* **WHAT IS BEING ASKED**
Output the lines of data starting at the one containing "chart-title: YUP'IK VS" and ending at the one containing "legend-n-label-yupik: N = (733, 75, 765, 97)", both included, reproducing each line exactly.

* **SOURCE DATA**
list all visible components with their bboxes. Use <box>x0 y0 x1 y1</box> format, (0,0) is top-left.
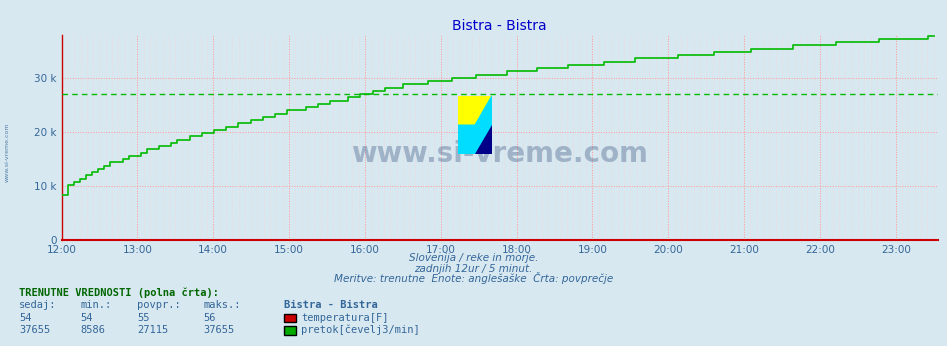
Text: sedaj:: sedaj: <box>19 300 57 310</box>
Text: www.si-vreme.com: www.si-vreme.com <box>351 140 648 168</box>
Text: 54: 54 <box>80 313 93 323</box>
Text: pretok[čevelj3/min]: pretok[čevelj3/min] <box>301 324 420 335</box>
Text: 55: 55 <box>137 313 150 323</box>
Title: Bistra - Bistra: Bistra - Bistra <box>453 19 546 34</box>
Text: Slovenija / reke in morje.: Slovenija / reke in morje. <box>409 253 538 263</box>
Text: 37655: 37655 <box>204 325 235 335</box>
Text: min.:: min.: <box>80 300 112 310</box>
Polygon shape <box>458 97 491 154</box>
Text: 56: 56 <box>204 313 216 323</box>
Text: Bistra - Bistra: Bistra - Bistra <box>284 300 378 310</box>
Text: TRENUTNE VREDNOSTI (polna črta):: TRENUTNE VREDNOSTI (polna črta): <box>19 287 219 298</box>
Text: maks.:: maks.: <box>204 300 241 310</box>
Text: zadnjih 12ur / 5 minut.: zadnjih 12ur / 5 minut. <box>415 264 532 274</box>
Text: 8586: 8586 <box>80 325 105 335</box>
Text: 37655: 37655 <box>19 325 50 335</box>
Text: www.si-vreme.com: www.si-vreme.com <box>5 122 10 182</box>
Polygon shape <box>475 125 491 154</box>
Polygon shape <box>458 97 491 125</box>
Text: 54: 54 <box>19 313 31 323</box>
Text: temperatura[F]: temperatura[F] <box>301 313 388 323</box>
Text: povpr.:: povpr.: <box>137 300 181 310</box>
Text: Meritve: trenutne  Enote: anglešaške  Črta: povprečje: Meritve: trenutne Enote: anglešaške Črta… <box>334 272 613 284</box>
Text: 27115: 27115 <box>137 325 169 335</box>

...

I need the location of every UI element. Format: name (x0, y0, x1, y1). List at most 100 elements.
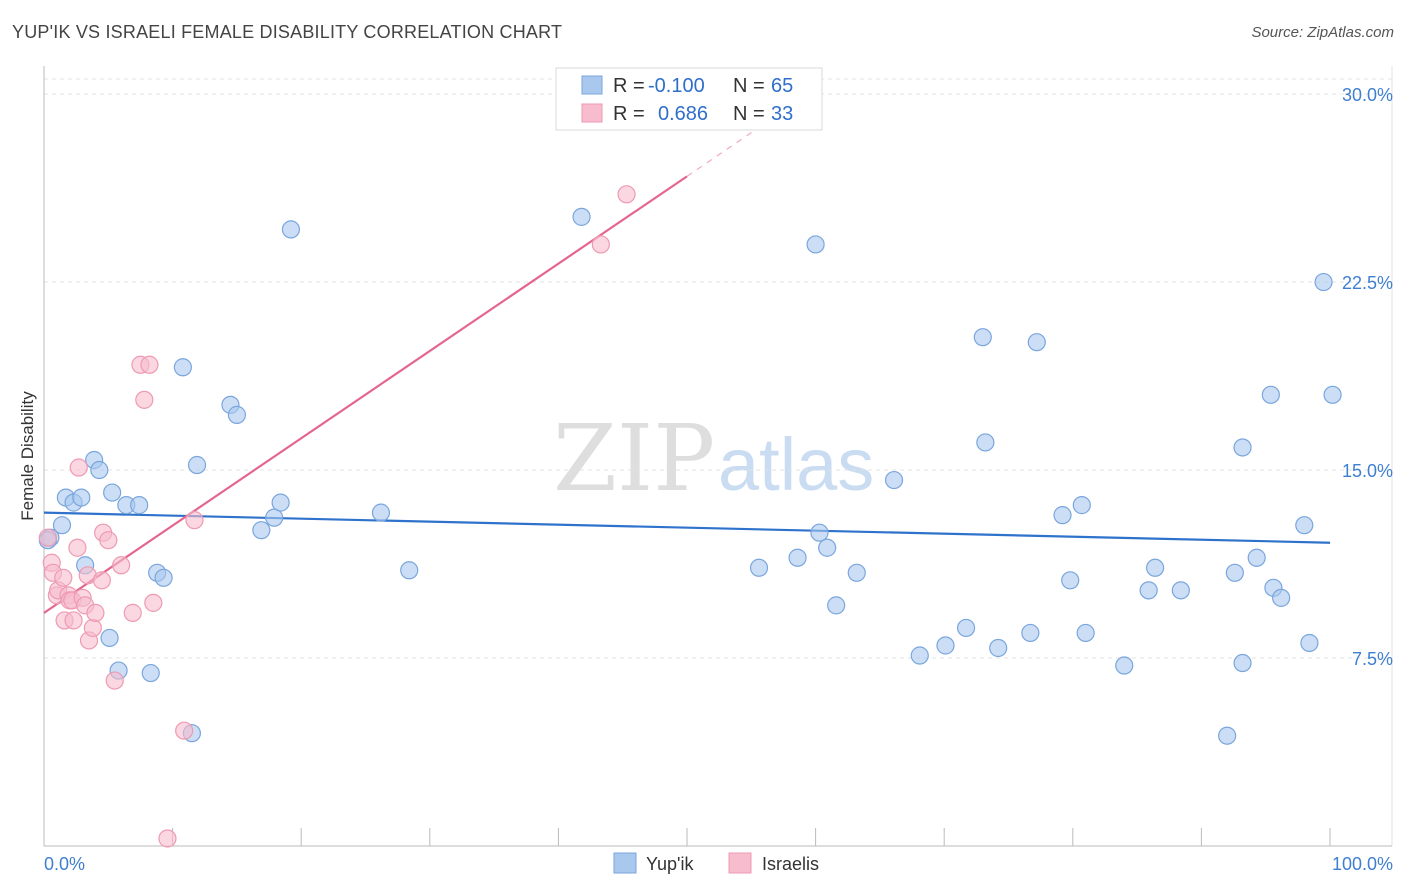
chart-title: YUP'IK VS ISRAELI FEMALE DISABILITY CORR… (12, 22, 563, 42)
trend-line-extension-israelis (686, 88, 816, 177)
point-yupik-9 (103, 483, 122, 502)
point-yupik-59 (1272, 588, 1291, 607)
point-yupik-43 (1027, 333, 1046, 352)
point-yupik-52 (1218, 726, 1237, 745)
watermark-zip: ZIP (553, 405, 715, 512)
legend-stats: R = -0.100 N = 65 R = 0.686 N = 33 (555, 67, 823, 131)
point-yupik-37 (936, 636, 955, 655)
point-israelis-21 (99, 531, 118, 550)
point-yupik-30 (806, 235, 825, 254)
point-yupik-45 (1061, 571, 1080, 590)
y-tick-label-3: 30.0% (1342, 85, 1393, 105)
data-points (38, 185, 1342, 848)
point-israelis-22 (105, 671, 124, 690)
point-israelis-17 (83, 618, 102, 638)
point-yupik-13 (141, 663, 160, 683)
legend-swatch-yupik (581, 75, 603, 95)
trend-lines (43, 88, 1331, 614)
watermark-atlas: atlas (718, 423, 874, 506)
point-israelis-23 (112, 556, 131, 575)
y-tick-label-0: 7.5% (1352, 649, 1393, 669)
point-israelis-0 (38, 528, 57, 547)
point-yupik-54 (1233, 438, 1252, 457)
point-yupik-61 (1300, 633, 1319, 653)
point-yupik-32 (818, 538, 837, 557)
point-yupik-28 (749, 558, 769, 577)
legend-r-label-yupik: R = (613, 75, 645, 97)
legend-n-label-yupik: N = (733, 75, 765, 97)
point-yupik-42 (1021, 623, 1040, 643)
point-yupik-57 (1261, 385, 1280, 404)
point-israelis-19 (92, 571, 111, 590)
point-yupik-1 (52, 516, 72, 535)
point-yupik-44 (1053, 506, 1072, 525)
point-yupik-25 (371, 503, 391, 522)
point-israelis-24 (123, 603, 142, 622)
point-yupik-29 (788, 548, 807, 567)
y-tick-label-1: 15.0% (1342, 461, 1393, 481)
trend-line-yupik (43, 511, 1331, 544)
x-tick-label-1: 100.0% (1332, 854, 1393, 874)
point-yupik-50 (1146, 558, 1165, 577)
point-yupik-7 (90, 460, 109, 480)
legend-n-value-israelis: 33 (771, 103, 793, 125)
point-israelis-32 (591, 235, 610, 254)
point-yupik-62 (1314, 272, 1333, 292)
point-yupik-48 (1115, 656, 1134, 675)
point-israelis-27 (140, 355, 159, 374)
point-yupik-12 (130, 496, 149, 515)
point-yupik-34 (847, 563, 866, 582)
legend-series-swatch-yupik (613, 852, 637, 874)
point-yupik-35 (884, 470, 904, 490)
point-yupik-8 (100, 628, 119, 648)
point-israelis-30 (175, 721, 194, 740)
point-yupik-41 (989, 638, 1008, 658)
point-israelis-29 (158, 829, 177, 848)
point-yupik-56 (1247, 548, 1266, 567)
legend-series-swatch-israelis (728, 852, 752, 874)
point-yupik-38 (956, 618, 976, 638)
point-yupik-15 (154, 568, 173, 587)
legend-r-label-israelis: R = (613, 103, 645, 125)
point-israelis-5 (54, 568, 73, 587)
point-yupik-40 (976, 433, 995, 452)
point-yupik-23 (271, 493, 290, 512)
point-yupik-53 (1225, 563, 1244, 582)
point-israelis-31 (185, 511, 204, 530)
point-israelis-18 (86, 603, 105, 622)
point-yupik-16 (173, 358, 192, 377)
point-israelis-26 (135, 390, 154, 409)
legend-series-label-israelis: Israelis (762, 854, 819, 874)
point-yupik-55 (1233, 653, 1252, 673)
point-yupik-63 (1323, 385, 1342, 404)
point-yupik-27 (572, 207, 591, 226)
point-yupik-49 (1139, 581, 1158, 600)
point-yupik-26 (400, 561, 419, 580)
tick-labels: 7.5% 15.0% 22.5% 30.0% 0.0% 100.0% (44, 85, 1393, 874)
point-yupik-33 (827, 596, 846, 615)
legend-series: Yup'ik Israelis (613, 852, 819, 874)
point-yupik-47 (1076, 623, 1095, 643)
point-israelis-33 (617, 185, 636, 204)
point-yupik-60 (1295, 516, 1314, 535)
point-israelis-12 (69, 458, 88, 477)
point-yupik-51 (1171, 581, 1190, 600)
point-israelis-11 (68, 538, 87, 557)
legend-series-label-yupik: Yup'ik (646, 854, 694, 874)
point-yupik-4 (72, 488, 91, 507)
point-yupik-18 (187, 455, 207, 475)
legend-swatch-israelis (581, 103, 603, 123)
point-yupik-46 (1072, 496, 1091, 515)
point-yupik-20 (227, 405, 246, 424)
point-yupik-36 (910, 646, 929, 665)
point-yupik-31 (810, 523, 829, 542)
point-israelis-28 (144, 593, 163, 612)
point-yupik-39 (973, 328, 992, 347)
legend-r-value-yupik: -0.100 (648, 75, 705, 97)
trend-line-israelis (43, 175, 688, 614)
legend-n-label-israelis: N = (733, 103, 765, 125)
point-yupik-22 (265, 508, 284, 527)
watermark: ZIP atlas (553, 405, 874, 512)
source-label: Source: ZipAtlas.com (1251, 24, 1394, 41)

...

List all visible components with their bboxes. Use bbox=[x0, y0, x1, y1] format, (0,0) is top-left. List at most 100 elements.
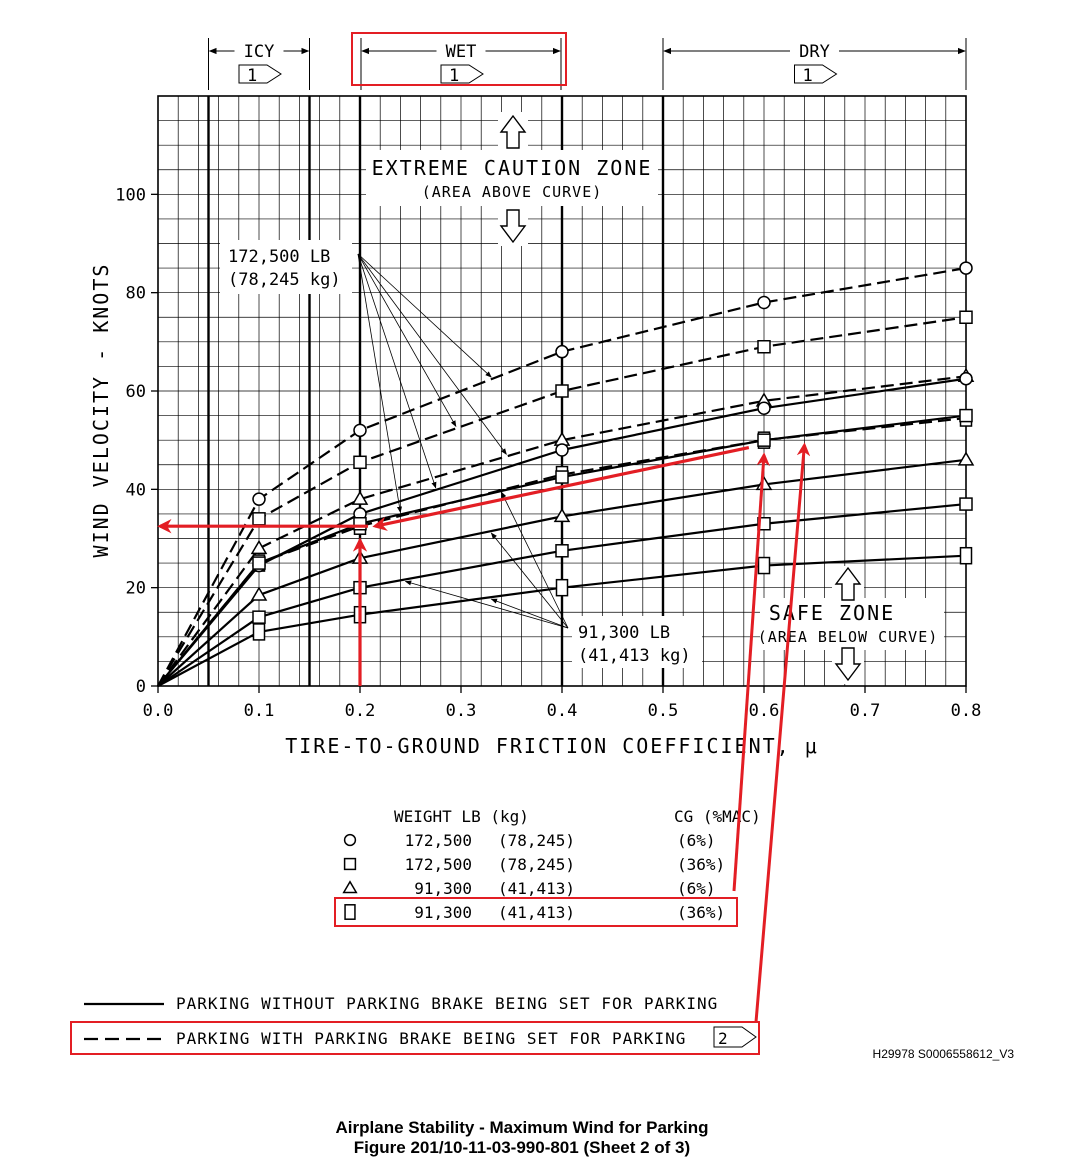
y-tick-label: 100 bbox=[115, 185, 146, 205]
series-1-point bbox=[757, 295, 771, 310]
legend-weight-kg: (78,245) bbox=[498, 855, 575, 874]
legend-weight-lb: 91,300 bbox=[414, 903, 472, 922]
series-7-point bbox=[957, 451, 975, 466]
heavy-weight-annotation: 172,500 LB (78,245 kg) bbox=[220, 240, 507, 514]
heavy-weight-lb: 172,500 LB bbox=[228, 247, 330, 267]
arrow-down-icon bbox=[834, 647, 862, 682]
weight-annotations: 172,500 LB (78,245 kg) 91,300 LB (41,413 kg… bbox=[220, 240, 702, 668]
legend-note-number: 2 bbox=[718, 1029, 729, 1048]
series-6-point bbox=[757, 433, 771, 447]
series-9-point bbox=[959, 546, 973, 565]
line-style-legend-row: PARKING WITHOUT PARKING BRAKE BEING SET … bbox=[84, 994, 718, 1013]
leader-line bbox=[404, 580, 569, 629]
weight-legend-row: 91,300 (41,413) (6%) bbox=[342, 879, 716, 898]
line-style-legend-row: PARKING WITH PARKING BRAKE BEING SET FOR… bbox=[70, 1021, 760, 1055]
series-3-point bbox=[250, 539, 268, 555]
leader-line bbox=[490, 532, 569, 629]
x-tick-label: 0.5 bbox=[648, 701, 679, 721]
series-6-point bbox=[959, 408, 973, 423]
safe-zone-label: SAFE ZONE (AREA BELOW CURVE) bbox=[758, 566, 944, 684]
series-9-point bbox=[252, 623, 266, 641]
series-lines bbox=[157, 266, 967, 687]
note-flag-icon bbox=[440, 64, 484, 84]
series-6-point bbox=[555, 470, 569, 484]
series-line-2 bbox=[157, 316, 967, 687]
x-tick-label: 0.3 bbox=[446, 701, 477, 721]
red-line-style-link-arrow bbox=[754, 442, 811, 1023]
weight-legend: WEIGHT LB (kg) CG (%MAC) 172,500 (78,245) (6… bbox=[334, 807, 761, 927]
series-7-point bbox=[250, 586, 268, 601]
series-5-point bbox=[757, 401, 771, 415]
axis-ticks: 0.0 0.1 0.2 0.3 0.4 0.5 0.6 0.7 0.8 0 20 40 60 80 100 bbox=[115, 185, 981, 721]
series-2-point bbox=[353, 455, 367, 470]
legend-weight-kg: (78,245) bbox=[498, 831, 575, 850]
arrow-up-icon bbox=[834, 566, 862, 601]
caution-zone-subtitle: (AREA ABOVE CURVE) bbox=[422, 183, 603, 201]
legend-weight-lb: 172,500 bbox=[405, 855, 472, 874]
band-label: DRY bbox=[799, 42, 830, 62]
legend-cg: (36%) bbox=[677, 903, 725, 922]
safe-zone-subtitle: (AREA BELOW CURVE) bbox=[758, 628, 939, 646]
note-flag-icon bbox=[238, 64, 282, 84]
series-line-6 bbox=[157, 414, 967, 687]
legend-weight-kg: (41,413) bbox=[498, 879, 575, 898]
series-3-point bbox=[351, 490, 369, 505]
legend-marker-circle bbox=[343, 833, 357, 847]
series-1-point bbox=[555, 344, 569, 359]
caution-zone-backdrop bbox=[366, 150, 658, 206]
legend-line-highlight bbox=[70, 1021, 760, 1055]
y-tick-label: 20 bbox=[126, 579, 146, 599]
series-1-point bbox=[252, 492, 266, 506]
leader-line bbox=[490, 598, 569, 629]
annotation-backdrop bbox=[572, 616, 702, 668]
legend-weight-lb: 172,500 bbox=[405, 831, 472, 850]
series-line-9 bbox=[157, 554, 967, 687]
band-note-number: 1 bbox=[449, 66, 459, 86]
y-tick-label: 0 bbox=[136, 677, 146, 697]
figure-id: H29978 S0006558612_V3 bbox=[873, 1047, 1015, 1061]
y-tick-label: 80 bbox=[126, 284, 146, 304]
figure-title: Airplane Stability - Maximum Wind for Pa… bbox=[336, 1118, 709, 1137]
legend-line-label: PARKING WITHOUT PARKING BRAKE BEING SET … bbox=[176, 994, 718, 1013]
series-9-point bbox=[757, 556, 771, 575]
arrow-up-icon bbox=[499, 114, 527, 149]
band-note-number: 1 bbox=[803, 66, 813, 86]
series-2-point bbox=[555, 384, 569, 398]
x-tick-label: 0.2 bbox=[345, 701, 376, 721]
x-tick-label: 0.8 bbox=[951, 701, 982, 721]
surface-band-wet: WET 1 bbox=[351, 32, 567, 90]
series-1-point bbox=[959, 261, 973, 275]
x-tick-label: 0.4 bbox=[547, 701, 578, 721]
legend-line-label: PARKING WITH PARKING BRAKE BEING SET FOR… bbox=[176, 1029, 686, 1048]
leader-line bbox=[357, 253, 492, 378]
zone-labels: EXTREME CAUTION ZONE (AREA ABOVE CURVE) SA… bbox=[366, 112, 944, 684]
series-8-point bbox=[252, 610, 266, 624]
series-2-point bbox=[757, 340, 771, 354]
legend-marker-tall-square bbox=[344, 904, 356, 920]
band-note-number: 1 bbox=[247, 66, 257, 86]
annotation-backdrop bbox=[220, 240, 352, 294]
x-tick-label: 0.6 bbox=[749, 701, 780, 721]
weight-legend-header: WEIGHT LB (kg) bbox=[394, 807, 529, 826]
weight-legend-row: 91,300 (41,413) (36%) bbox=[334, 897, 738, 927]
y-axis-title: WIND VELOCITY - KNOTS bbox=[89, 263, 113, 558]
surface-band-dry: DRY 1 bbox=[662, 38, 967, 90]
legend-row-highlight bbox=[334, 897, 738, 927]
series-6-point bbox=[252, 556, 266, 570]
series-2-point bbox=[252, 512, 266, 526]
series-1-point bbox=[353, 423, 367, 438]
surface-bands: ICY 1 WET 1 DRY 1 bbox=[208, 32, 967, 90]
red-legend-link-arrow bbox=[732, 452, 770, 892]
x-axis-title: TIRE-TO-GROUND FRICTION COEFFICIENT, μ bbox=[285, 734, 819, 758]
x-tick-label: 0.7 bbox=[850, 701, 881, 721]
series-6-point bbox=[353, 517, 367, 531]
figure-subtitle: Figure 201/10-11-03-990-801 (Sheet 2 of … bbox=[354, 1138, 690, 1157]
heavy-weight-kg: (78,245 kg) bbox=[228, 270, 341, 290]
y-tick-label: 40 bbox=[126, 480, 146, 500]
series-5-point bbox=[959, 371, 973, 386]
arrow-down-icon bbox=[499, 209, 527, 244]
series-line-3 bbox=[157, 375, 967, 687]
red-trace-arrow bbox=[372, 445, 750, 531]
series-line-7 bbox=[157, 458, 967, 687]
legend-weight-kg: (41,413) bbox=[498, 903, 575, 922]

* **SOLUTION FOR THIS TASK**
chart-title: YUP'IK VS ISRAELI FEMALE DISABILITY CORR… (12, 22, 563, 42)
trend-line-extension-israelis (686, 88, 816, 177)
point-yupik-9 (103, 483, 122, 502)
point-yupik-59 (1272, 588, 1291, 607)
point-yupik-43 (1027, 333, 1046, 352)
point-yupik-52 (1218, 726, 1237, 745)
watermark-zip: ZIP (553, 405, 715, 512)
legend-stats: R = -0.100 N = 65 R = 0.686 N = 33 (555, 67, 823, 131)
point-yupik-37 (936, 636, 955, 655)
point-israelis-21 (99, 531, 118, 550)
point-yupik-30 (806, 235, 825, 254)
point-yupik-45 (1061, 571, 1080, 590)
y-tick-label-3: 30.0% (1342, 85, 1393, 105)
data-points (38, 185, 1342, 848)
point-israelis-22 (105, 671, 124, 690)
point-israelis-17 (83, 618, 102, 638)
point-yupik-13 (141, 663, 160, 683)
legend-swatch-yupik (581, 75, 603, 95)
trend-lines (43, 88, 1331, 614)
watermark-atlas: atlas (718, 423, 874, 506)
point-israelis-23 (112, 556, 131, 575)
y-tick-label-0: 7.5% (1352, 649, 1393, 669)
point-israelis-0 (38, 528, 57, 547)
point-yupik-54 (1233, 438, 1252, 457)
point-yupik-61 (1300, 633, 1319, 653)
point-yupik-32 (818, 538, 837, 557)
point-yupik-28 (749, 558, 769, 577)
legend-r-label-yupik: R = (613, 75, 645, 97)
legend-n-label-yupik: N = (733, 75, 765, 97)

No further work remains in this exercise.